◆ Provided entries
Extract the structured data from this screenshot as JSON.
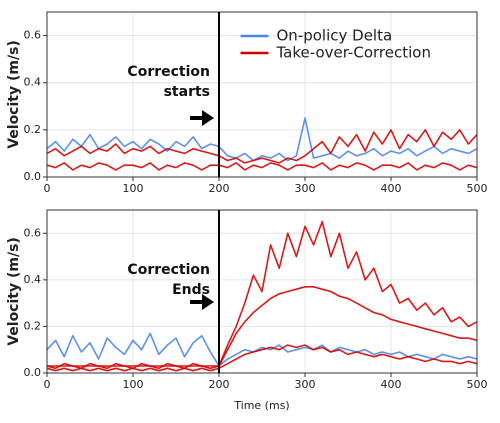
{
  "chart_data": [
    {
      "type": "line",
      "ylabel": "Velocity (m/s)",
      "annotation": [
        "Correction",
        "starts"
      ],
      "vline": 200,
      "xlim": [
        0,
        500
      ],
      "xticks": [
        0,
        100,
        200,
        300,
        400,
        500
      ],
      "ylim": [
        0,
        0.7
      ],
      "yticks": [
        {
          "value": 0,
          "label": "0.0"
        },
        0.2,
        0.4,
        0.6
      ],
      "grid": true,
      "legend": "upper right",
      "x": [
        0,
        10,
        20,
        30,
        40,
        50,
        60,
        70,
        80,
        90,
        100,
        110,
        120,
        130,
        140,
        150,
        160,
        170,
        180,
        190,
        200,
        210,
        220,
        230,
        240,
        250,
        260,
        270,
        280,
        290,
        300,
        310,
        320,
        330,
        340,
        350,
        360,
        370,
        380,
        390,
        400,
        410,
        420,
        430,
        440,
        450,
        460,
        470,
        480,
        490,
        500
      ],
      "series": [
        {
          "name": "On-policy Delta",
          "color": "#4a86e8",
          "values": [
            0.12,
            0.15,
            0.11,
            0.16,
            0.13,
            0.18,
            0.12,
            0.14,
            0.17,
            0.13,
            0.15,
            0.12,
            0.16,
            0.14,
            0.11,
            0.15,
            0.13,
            0.17,
            0.12,
            0.14,
            0.13,
            0.09,
            0.08,
            0.1,
            0.07,
            0.09,
            0.08,
            0.1,
            0.07,
            0.09,
            0.25,
            0.08,
            0.09,
            0.1,
            0.08,
            0.11,
            0.09,
            0.1,
            0.12,
            0.09,
            0.11,
            0.1,
            0.12,
            0.09,
            0.11,
            0.13,
            0.1,
            0.12,
            0.11,
            0.1,
            0.12
          ]
        },
        {
          "name": "Take-over-Correction",
          "color": "#d40000",
          "values": [
            0.1,
            0.12,
            0.09,
            0.11,
            0.13,
            0.1,
            0.12,
            0.11,
            0.14,
            0.1,
            0.12,
            0.11,
            0.13,
            0.1,
            0.12,
            0.11,
            0.1,
            0.12,
            0.11,
            0.1,
            0.09,
            0.07,
            0.08,
            0.06,
            0.07,
            0.08,
            0.07,
            0.06,
            0.08,
            0.07,
            0.09,
            0.12,
            0.15,
            0.1,
            0.17,
            0.13,
            0.18,
            0.11,
            0.19,
            0.14,
            0.2,
            0.12,
            0.18,
            0.15,
            0.2,
            0.13,
            0.19,
            0.16,
            0.2,
            0.14,
            0.18
          ]
        },
        {
          "color": "#d40000",
          "values": [
            0.05,
            0.04,
            0.06,
            0.03,
            0.05,
            0.04,
            0.06,
            0.05,
            0.03,
            0.05,
            0.05,
            0.04,
            0.06,
            0.03,
            0.05,
            0.04,
            0.06,
            0.05,
            0.03,
            0.05,
            0.05,
            0.04,
            0.06,
            0.03,
            0.05,
            0.04,
            0.06,
            0.05,
            0.03,
            0.05,
            0.05,
            0.04,
            0.06,
            0.03,
            0.05,
            0.04,
            0.06,
            0.05,
            0.03,
            0.05,
            0.05,
            0.04,
            0.06,
            0.03,
            0.05,
            0.04,
            0.06,
            0.05,
            0.03,
            0.05,
            0.04
          ]
        }
      ]
    },
    {
      "type": "line",
      "ylabel": "Velocity (m/s)",
      "xlabel": "Time (ms)",
      "annotation": [
        "Correction",
        "Ends"
      ],
      "vline": 200,
      "xlim": [
        0,
        500
      ],
      "xticks": [
        0,
        100,
        200,
        300,
        400,
        500
      ],
      "ylim": [
        0,
        0.7
      ],
      "yticks": [
        {
          "value": 0,
          "label": "0.0"
        },
        0.2,
        0.4,
        0.6
      ],
      "grid": true,
      "x": [
        0,
        10,
        20,
        30,
        40,
        50,
        60,
        70,
        80,
        90,
        100,
        110,
        120,
        130,
        140,
        150,
        160,
        170,
        180,
        190,
        200,
        210,
        220,
        230,
        240,
        250,
        260,
        270,
        280,
        290,
        300,
        310,
        320,
        330,
        340,
        350,
        360,
        370,
        380,
        390,
        400,
        410,
        420,
        430,
        440,
        450,
        460,
        470,
        480,
        490,
        500
      ],
      "series": [
        {
          "color": "#4a86e8",
          "values": [
            0.1,
            0.14,
            0.07,
            0.16,
            0.09,
            0.13,
            0.06,
            0.15,
            0.11,
            0.08,
            0.14,
            0.1,
            0.17,
            0.08,
            0.12,
            0.15,
            0.07,
            0.13,
            0.16,
            0.09,
            0.03,
            0.06,
            0.08,
            0.1,
            0.09,
            0.11,
            0.1,
            0.12,
            0.09,
            0.1,
            0.11,
            0.1,
            0.12,
            0.09,
            0.11,
            0.1,
            0.09,
            0.1,
            0.08,
            0.09,
            0.08,
            0.09,
            0.07,
            0.08,
            0.07,
            0.06,
            0.08,
            0.07,
            0.06,
            0.07,
            0.06
          ]
        },
        {
          "color": "#d40000",
          "values": [
            0.03,
            0.02,
            0.04,
            0.03,
            0.02,
            0.04,
            0.03,
            0.02,
            0.04,
            0.03,
            0.02,
            0.04,
            0.03,
            0.02,
            0.04,
            0.03,
            0.02,
            0.04,
            0.03,
            0.02,
            0.03,
            0.12,
            0.2,
            0.3,
            0.42,
            0.35,
            0.55,
            0.45,
            0.6,
            0.5,
            0.63,
            0.55,
            0.65,
            0.5,
            0.6,
            0.45,
            0.52,
            0.4,
            0.45,
            0.35,
            0.38,
            0.3,
            0.32,
            0.27,
            0.3,
            0.25,
            0.28,
            0.22,
            0.24,
            0.2,
            0.22
          ]
        },
        {
          "color": "#d40000",
          "values": [
            0.03,
            0.03,
            0.03,
            0.03,
            0.03,
            0.03,
            0.03,
            0.03,
            0.03,
            0.03,
            0.03,
            0.03,
            0.03,
            0.03,
            0.03,
            0.03,
            0.03,
            0.03,
            0.03,
            0.03,
            0.03,
            0.1,
            0.17,
            0.22,
            0.26,
            0.29,
            0.32,
            0.34,
            0.35,
            0.36,
            0.37,
            0.37,
            0.36,
            0.35,
            0.33,
            0.32,
            0.3,
            0.28,
            0.26,
            0.25,
            0.23,
            0.22,
            0.21,
            0.2,
            0.19,
            0.18,
            0.17,
            0.16,
            0.15,
            0.15,
            0.14
          ]
        },
        {
          "color": "#d40000",
          "values": [
            0.02,
            0.01,
            0.02,
            0.01,
            0.02,
            0.01,
            0.02,
            0.01,
            0.02,
            0.01,
            0.02,
            0.01,
            0.02,
            0.01,
            0.02,
            0.01,
            0.02,
            0.01,
            0.02,
            0.01,
            0.02,
            0.04,
            0.06,
            0.08,
            0.09,
            0.1,
            0.11,
            0.1,
            0.12,
            0.11,
            0.12,
            0.1,
            0.11,
            0.09,
            0.1,
            0.08,
            0.09,
            0.08,
            0.07,
            0.08,
            0.07,
            0.06,
            0.07,
            0.06,
            0.05,
            0.06,
            0.05,
            0.05,
            0.04,
            0.05,
            0.04
          ]
        }
      ]
    }
  ]
}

◆ To do
From the data above, write out everything exactly except the pictures.

◆ Right answer
Extract the structured data from this screenshot as JSON.
{
  "chart_data": [
    {
      "type": "line",
      "ylabel": "Velocity (m/s)",
      "annotation": [
        "Correction",
        "starts"
      ],
      "vline": 200,
      "xlim": [
        0,
        500
      ],
      "xticks": [
        0,
        100,
        200,
        300,
        400,
        500
      ],
      "ylim": [
        0,
        0.7
      ],
      "yticks": [
        {
          "value": 0,
          "label": "0.0"
        },
        0.2,
        0.4,
        0.6
      ],
      "grid": true,
      "legend": "upper right",
      "x": [
        0,
        10,
        20,
        30,
        40,
        50,
        60,
        70,
        80,
        90,
        100,
        110,
        120,
        130,
        140,
        150,
        160,
        170,
        180,
        190,
        200,
        210,
        220,
        230,
        240,
        250,
        260,
        270,
        280,
        290,
        300,
        310,
        320,
        330,
        340,
        350,
        360,
        370,
        380,
        390,
        400,
        410,
        420,
        430,
        440,
        450,
        460,
        470,
        480,
        490,
        500
      ],
      "series": [
        {
          "name": "On-policy Delta",
          "color": "#4a86e8",
          "values": [
            0.12,
            0.15,
            0.11,
            0.16,
            0.13,
            0.18,
            0.12,
            0.14,
            0.17,
            0.13,
            0.15,
            0.12,
            0.16,
            0.14,
            0.11,
            0.15,
            0.13,
            0.17,
            0.12,
            0.14,
            0.13,
            0.09,
            0.08,
            0.1,
            0.07,
            0.09,
            0.08,
            0.1,
            0.07,
            0.09,
            0.25,
            0.08,
            0.09,
            0.1,
            0.08,
            0.11,
            0.09,
            0.1,
            0.12,
            0.09,
            0.11,
            0.1,
            0.12,
            0.09,
            0.11,
            0.13,
            0.1,
            0.12,
            0.11,
            0.1,
            0.12
          ]
        },
        {
          "name": "Take-over-Correction",
          "color": "#d40000",
          "values": [
            0.1,
            0.12,
            0.09,
            0.11,
            0.13,
            0.1,
            0.12,
            0.11,
            0.14,
            0.1,
            0.12,
            0.11,
            0.13,
            0.1,
            0.12,
            0.11,
            0.1,
            0.12,
            0.11,
            0.1,
            0.09,
            0.07,
            0.08,
            0.06,
            0.07,
            0.08,
            0.07,
            0.06,
            0.08,
            0.07,
            0.09,
            0.12,
            0.15,
            0.1,
            0.17,
            0.13,
            0.18,
            0.11,
            0.19,
            0.14,
            0.2,
            0.12,
            0.18,
            0.15,
            0.2,
            0.13,
            0.19,
            0.16,
            0.2,
            0.14,
            0.18
          ]
        },
        {
          "color": "#d40000",
          "values": [
            0.05,
            0.04,
            0.06,
            0.03,
            0.05,
            0.04,
            0.06,
            0.05,
            0.03,
            0.05,
            0.05,
            0.04,
            0.06,
            0.03,
            0.05,
            0.04,
            0.06,
            0.05,
            0.03,
            0.05,
            0.05,
            0.04,
            0.06,
            0.03,
            0.05,
            0.04,
            0.06,
            0.05,
            0.03,
            0.05,
            0.05,
            0.04,
            0.06,
            0.03,
            0.05,
            0.04,
            0.06,
            0.05,
            0.03,
            0.05,
            0.05,
            0.04,
            0.06,
            0.03,
            0.05,
            0.04,
            0.06,
            0.05,
            0.03,
            0.05,
            0.04
          ]
        }
      ]
    },
    {
      "type": "line",
      "ylabel": "Velocity (m/s)",
      "xlabel": "Time (ms)",
      "annotation": [
        "Correction",
        "Ends"
      ],
      "vline": 200,
      "xlim": [
        0,
        500
      ],
      "xticks": [
        0,
        100,
        200,
        300,
        400,
        500
      ],
      "ylim": [
        0,
        0.7
      ],
      "yticks": [
        {
          "value": 0,
          "label": "0.0"
        },
        0.2,
        0.4,
        0.6
      ],
      "grid": true,
      "x": [
        0,
        10,
        20,
        30,
        40,
        50,
        60,
        70,
        80,
        90,
        100,
        110,
        120,
        130,
        140,
        150,
        160,
        170,
        180,
        190,
        200,
        210,
        220,
        230,
        240,
        250,
        260,
        270,
        280,
        290,
        300,
        310,
        320,
        330,
        340,
        350,
        360,
        370,
        380,
        390,
        400,
        410,
        420,
        430,
        440,
        450,
        460,
        470,
        480,
        490,
        500
      ],
      "series": [
        {
          "color": "#4a86e8",
          "values": [
            0.1,
            0.14,
            0.07,
            0.16,
            0.09,
            0.13,
            0.06,
            0.15,
            0.11,
            0.08,
            0.14,
            0.1,
            0.17,
            0.08,
            0.12,
            0.15,
            0.07,
            0.13,
            0.16,
            0.09,
            0.03,
            0.06,
            0.08,
            0.1,
            0.09,
            0.11,
            0.1,
            0.12,
            0.09,
            0.1,
            0.11,
            0.1,
            0.12,
            0.09,
            0.11,
            0.1,
            0.09,
            0.1,
            0.08,
            0.09,
            0.08,
            0.09,
            0.07,
            0.08,
            0.07,
            0.06,
            0.08,
            0.07,
            0.06,
            0.07,
            0.06
          ]
        },
        {
          "color": "#d40000",
          "values": [
            0.03,
            0.02,
            0.04,
            0.03,
            0.02,
            0.04,
            0.03,
            0.02,
            0.04,
            0.03,
            0.02,
            0.04,
            0.03,
            0.02,
            0.04,
            0.03,
            0.02,
            0.04,
            0.03,
            0.02,
            0.03,
            0.12,
            0.2,
            0.3,
            0.42,
            0.35,
            0.55,
            0.45,
            0.6,
            0.5,
            0.63,
            0.55,
            0.65,
            0.5,
            0.6,
            0.45,
            0.52,
            0.4,
            0.45,
            0.35,
            0.38,
            0.3,
            0.32,
            0.27,
            0.3,
            0.25,
            0.28,
            0.22,
            0.24,
            0.2,
            0.22
          ]
        },
        {
          "color": "#d40000",
          "values": [
            0.03,
            0.03,
            0.03,
            0.03,
            0.03,
            0.03,
            0.03,
            0.03,
            0.03,
            0.03,
            0.03,
            0.03,
            0.03,
            0.03,
            0.03,
            0.03,
            0.03,
            0.03,
            0.03,
            0.03,
            0.03,
            0.1,
            0.17,
            0.22,
            0.26,
            0.29,
            0.32,
            0.34,
            0.35,
            0.36,
            0.37,
            0.37,
            0.36,
            0.35,
            0.33,
            0.32,
            0.3,
            0.28,
            0.26,
            0.25,
            0.23,
            0.22,
            0.21,
            0.2,
            0.19,
            0.18,
            0.17,
            0.16,
            0.15,
            0.15,
            0.14
          ]
        },
        {
          "color": "#d40000",
          "values": [
            0.02,
            0.01,
            0.02,
            0.01,
            0.02,
            0.01,
            0.02,
            0.01,
            0.02,
            0.01,
            0.02,
            0.01,
            0.02,
            0.01,
            0.02,
            0.01,
            0.02,
            0.01,
            0.02,
            0.01,
            0.02,
            0.04,
            0.06,
            0.08,
            0.09,
            0.1,
            0.11,
            0.1,
            0.12,
            0.11,
            0.12,
            0.1,
            0.11,
            0.09,
            0.1,
            0.08,
            0.09,
            0.08,
            0.07,
            0.08,
            0.07,
            0.06,
            0.07,
            0.06,
            0.05,
            0.06,
            0.05,
            0.05,
            0.04,
            0.05,
            0.04
          ]
        }
      ]
    }
  ]
}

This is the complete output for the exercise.